### Material shown
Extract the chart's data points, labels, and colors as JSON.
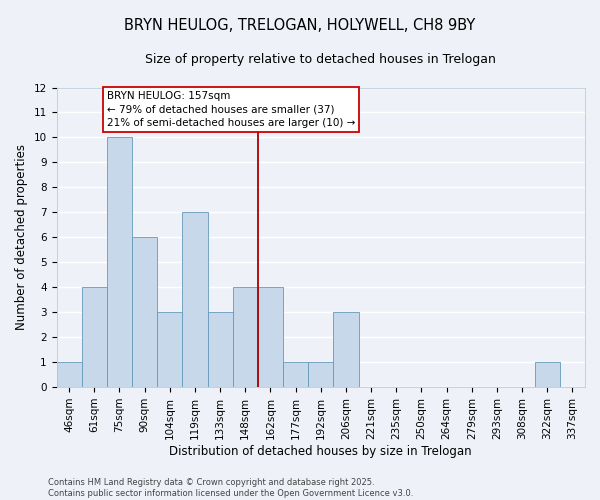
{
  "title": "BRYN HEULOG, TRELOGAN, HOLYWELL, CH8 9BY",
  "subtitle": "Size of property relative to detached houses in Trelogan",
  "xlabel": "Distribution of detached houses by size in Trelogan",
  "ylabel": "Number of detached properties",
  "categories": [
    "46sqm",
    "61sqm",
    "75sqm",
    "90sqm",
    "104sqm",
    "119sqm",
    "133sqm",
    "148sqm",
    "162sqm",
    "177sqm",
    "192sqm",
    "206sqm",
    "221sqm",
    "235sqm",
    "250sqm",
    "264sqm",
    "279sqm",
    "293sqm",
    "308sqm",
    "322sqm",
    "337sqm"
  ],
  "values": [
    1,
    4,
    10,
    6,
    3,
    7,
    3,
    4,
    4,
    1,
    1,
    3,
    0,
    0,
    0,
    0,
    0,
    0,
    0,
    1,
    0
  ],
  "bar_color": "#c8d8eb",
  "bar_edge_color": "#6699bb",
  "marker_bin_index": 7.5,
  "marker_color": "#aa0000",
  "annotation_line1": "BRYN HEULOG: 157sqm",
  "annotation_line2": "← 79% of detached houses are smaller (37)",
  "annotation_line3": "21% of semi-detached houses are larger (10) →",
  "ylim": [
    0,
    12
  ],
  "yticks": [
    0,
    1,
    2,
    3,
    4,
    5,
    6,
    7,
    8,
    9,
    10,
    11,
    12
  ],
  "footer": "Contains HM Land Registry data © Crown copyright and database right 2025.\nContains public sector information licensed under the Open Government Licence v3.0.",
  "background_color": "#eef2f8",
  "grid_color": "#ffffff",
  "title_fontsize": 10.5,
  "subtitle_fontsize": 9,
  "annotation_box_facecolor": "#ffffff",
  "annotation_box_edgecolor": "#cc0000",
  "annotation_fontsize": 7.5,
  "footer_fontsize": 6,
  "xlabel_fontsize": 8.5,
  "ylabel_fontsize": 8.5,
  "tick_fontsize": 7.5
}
==
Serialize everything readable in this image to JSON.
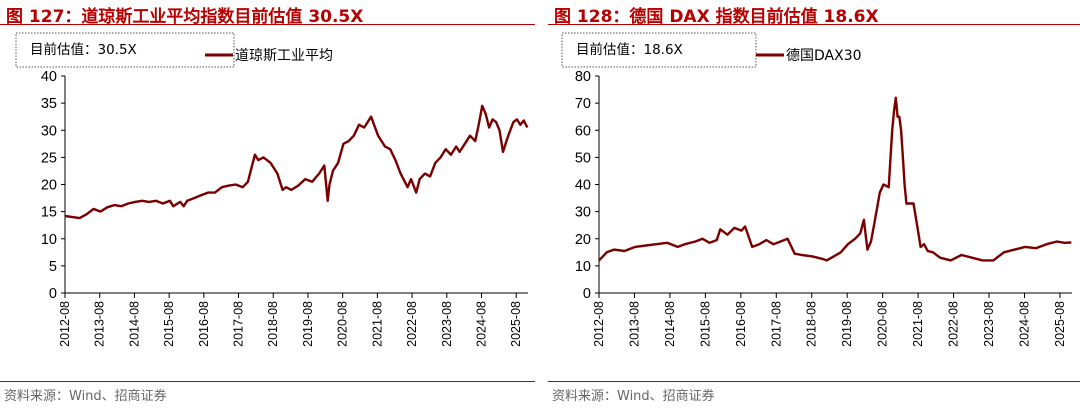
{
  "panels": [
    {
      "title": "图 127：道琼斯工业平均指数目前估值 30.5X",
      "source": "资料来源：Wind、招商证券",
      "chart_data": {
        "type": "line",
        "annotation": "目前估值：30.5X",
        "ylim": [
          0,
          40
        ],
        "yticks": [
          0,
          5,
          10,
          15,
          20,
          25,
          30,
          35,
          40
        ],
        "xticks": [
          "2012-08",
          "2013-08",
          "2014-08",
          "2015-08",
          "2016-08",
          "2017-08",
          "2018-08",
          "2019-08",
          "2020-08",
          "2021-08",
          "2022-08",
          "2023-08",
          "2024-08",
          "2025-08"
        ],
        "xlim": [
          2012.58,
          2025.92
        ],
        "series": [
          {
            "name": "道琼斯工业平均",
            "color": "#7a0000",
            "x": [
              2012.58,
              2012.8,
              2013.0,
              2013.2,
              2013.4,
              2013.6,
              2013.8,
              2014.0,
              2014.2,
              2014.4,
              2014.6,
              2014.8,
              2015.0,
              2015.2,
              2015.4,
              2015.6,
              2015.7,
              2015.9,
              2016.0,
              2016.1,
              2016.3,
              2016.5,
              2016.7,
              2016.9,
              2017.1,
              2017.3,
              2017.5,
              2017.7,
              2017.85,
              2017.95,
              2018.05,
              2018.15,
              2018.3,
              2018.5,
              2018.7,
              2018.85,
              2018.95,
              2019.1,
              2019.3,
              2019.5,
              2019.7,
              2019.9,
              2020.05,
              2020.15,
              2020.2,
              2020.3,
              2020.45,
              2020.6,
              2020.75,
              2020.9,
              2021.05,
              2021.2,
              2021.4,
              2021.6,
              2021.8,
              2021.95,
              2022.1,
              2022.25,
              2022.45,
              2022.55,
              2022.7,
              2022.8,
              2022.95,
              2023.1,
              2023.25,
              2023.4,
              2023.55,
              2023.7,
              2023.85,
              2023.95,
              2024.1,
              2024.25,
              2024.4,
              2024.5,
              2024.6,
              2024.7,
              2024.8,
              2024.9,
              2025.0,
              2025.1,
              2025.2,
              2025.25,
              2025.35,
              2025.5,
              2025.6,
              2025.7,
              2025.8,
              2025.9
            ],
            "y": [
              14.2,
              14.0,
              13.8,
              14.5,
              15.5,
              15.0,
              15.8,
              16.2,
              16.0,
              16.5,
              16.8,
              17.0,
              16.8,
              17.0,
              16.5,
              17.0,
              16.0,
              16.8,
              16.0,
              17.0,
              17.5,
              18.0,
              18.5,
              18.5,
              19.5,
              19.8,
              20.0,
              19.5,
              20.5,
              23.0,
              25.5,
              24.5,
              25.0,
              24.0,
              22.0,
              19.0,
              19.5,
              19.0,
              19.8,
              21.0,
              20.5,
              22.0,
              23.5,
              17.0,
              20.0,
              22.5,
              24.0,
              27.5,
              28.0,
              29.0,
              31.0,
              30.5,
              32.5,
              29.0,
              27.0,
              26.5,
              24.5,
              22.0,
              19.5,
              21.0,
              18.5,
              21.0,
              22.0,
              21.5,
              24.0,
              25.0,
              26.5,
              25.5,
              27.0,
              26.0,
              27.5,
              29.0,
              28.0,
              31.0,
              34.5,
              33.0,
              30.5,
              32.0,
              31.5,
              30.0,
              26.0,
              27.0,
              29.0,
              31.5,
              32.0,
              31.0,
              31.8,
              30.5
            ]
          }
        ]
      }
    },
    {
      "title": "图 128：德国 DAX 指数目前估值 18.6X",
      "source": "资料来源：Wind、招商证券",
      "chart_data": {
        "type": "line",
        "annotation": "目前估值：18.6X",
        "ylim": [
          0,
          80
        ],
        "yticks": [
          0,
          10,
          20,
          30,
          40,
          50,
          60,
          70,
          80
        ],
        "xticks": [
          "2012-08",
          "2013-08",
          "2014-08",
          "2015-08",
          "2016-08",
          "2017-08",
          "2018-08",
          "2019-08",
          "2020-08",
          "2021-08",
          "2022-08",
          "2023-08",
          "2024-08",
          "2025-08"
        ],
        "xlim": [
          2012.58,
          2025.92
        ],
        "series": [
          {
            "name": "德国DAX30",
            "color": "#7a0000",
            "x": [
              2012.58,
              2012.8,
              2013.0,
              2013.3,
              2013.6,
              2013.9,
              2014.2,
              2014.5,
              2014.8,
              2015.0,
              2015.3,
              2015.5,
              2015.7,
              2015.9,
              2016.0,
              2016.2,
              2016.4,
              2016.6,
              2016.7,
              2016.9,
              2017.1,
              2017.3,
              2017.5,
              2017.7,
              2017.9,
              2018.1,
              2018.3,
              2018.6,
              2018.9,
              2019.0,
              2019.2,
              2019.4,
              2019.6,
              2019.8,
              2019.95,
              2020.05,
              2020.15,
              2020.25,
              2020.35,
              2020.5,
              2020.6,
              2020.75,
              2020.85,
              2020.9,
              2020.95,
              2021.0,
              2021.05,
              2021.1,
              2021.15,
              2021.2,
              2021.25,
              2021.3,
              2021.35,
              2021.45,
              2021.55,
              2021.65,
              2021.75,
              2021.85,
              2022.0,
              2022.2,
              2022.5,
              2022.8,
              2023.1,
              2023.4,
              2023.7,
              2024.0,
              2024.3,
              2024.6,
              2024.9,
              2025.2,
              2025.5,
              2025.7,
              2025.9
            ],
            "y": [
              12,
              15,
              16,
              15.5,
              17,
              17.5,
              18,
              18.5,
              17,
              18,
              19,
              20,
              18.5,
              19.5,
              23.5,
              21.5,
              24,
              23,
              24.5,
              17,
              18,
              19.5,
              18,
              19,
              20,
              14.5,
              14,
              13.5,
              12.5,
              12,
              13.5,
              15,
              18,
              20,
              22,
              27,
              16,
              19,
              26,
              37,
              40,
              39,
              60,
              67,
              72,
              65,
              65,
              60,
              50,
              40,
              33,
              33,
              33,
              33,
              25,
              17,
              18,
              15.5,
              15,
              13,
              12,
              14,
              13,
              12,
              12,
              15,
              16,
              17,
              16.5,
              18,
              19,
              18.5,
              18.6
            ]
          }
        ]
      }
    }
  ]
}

### Job
Using the listing above, return all lines where the word "HEULOG" occurs.

### Problem solution
  "title": "BRYN HEULOG, TRELOGAN, HOLYWELL, CH8 9BY",
  "annotation_line1": "BRYN HEULOG: 157sqm",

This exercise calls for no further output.